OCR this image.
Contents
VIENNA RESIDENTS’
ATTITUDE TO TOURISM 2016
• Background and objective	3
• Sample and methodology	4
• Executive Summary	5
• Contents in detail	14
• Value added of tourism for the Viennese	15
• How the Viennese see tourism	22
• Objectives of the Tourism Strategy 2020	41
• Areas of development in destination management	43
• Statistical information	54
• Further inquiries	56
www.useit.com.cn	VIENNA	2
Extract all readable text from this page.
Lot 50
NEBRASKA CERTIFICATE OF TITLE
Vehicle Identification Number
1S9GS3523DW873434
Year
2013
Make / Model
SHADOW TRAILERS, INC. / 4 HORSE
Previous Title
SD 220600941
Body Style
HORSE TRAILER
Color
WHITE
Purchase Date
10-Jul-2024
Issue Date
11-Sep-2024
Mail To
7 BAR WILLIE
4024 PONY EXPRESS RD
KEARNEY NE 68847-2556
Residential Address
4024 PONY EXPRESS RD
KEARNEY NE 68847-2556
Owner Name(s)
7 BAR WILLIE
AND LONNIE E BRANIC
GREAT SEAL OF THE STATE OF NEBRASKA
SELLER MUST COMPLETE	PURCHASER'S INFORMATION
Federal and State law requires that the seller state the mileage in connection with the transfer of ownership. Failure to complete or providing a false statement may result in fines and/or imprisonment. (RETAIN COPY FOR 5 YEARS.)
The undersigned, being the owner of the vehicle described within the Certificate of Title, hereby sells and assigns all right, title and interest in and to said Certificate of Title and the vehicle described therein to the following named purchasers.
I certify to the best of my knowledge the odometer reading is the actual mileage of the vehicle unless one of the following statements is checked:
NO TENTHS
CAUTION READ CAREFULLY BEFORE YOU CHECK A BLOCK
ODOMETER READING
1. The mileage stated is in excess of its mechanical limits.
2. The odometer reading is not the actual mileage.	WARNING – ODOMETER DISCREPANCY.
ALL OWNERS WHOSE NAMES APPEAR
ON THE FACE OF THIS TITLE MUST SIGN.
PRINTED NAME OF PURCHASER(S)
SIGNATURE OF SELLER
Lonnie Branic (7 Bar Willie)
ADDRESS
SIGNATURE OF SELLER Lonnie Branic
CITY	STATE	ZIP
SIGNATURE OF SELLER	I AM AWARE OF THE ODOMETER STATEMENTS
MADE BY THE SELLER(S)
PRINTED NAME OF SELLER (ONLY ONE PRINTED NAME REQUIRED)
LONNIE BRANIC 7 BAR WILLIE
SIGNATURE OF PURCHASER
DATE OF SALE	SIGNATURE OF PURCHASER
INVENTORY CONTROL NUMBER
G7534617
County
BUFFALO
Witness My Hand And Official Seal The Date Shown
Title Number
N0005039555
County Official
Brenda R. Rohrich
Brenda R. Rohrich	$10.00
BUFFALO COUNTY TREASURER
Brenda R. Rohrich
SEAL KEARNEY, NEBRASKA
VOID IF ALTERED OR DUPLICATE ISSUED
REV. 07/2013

:: WHAT THE EXERCISE ASKS ::
Only the number is wanted: count the lines of the records that hold the word "NEBRASKA".

:: EXERCISE OUTPUT ::
3